* BEGIN MATERIALS PROVIDED *

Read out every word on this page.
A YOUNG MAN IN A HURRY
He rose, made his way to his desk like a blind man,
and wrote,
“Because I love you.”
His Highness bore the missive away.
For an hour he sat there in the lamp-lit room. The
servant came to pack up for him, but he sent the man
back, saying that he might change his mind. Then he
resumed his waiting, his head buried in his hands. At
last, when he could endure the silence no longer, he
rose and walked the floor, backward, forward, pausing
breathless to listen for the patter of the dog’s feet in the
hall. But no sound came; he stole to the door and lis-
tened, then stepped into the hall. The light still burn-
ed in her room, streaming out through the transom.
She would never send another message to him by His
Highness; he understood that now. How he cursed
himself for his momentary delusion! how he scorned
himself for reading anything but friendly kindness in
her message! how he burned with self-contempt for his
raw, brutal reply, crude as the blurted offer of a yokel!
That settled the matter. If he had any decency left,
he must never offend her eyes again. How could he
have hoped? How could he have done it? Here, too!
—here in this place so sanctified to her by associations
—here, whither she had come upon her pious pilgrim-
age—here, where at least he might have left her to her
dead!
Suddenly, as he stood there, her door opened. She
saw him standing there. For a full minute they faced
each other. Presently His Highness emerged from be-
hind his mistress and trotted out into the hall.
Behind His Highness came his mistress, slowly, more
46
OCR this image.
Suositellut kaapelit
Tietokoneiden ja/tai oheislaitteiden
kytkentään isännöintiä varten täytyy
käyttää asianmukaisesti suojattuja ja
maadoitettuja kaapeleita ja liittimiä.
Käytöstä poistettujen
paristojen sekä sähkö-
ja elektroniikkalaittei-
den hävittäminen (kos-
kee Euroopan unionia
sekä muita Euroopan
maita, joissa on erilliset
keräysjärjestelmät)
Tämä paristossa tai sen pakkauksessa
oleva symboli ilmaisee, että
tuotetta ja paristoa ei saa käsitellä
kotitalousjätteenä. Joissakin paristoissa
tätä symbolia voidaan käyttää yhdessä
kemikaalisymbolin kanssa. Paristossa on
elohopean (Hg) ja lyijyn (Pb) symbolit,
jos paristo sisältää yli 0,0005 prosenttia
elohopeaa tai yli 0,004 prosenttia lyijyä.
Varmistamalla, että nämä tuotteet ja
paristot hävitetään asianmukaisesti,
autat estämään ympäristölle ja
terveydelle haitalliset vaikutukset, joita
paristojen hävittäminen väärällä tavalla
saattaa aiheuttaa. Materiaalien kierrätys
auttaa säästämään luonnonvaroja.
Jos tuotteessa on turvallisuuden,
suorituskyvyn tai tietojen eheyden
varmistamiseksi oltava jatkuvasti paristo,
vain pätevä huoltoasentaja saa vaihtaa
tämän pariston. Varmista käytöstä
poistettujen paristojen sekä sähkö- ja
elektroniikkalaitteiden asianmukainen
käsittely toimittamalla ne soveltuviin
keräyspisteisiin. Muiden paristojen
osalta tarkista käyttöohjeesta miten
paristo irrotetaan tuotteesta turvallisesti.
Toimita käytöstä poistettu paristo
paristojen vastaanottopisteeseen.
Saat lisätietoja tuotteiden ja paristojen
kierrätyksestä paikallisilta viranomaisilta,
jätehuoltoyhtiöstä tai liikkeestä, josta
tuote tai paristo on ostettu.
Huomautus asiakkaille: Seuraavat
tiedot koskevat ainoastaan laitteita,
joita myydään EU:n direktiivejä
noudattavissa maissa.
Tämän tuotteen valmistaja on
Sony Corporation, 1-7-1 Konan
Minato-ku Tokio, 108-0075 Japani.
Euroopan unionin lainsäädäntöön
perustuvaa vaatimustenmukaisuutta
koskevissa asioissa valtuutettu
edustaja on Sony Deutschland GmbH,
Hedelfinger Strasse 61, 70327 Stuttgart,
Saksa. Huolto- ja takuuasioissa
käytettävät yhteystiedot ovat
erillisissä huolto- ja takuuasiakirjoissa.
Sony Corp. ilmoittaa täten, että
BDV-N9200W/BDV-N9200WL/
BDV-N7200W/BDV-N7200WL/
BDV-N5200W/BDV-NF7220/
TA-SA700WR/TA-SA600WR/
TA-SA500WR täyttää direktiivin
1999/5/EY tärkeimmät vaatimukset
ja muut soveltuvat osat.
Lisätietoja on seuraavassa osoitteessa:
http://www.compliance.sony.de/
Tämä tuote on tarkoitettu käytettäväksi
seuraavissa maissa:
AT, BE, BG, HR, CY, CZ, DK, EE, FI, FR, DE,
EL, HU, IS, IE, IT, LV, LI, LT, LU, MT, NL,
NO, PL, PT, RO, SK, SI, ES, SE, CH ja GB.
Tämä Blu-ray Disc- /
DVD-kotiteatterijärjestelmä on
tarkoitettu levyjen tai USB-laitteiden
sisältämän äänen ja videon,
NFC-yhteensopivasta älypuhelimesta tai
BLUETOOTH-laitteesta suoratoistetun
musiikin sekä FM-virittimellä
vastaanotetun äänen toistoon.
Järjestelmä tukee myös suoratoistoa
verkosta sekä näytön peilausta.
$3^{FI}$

* END MATERIALS PROVIDED *

— TASK STATEMENT —
Copy every line of the records above that holds the word "this".

— EXERCISE ANSWER —
Read out every word on this page.
—here in this place so sanctified to her by associations
OCR this image.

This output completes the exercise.